▸ Direction 1
In the pandas thread, which method is recommended for Pandas 0.20.0 or newer?
▸ Direction 2
List every name that appears in the quoted string of authors in the pandas thread.
▸ Direction 3
Reproduce the part of the pandas thread that opens with the words containing "into the obvious" and closes with "work on what).".

Pandas how to apply multiple functions to dataframe
For Pandas 0.20.0 or newer, use df.agg
(thanks to ayhan for pointing this out):
In [11]: df.agg(['mean', 'std'])
Out[11]:
one two
mean 5.147471 4.964100
std 2.971106 2.753578
For older versions, you could use
In [61]: df.groupby(lambda idx: 0).agg(['mean','std'])
Out[61]:
one two
mean std mean std
0 5.147471 2.971106 4.9641 2.753578
Another way would be:
In [68]: pd.DataFrame({col: [getattr(df[col], func)() for func in ('mean', 'std')] for col in df}, index=('mean', 'std'))
Out[68]:
one two
mean 5.147471 4.964100
std 2.971106 2.753578
In the general case where you have arbitrary functions and column names, you could do this:
df.apply(lambda r: pd.Series({'mean': r.mean(), 'std': r.std()})).transpose()
mean std
one 5.366303 2.612738
two 4.858691 2.986567
I am using pandas to analyze Chilean legislation drafts. In my dataframe, the list of authors are stored as a string. The answer above did not work for me (using pandas 0.20.3). So I used my own logic and came up with this:
df.authors.apply(eval).apply(len).sum()
Concatenated applies! A pipeline!! The first apply transforms
"['Barros Montero: Ramón', 'Bellolio Avaria: Jaime', 'Gahona Salazar: Sergio']"
into the obvious list, the second apply counts the number of lawmakers involved in the project. I want the size of every pair (lawmaker, project number) (so I can presize an array where I will study which parties work on what).
Interestingly, this works! Even more interestingly, that last call fails if one gets too ambitious and does this instead:
df.autores.apply(eval).apply(len).apply(sum)
with an error:
TypeError: 'int' object is not iterable
coming from deep within /site-packages/pandas/core/series.py in apply
I tried to apply three functions into a column and it works
#removing new line character
rem_newline = lambda x : re.sub('\n',' ',x).strip()
#character lower and removing spaces
lower_strip = lambda x : x.lower().strip()
df = df['users_name'].apply(lower_strip).apply(rem_newline).str.split('(',n=1,expand=True)

▸ Dataset section
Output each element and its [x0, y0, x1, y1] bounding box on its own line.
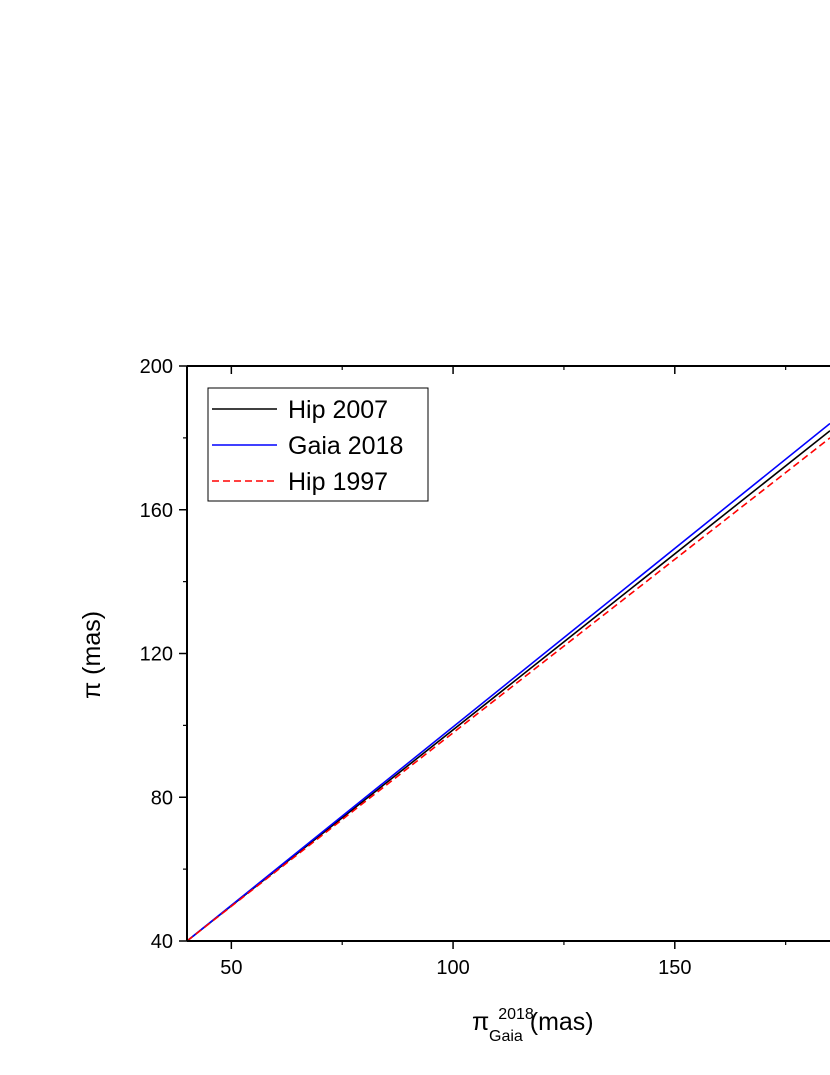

▸ Expected answer 1
df.agg

▸ Expected answer 2
- Barros Montero: Ramón
- Bellolio Avaria: Jaime
- Gahona Salazar: Sergio

▸ Expected answer 3
into the obvious list, the second apply counts the number of lawmakers involved in the project. I want the size of every pair (lawmaker, project number) (so I can presize an array where I will study which parties work on what).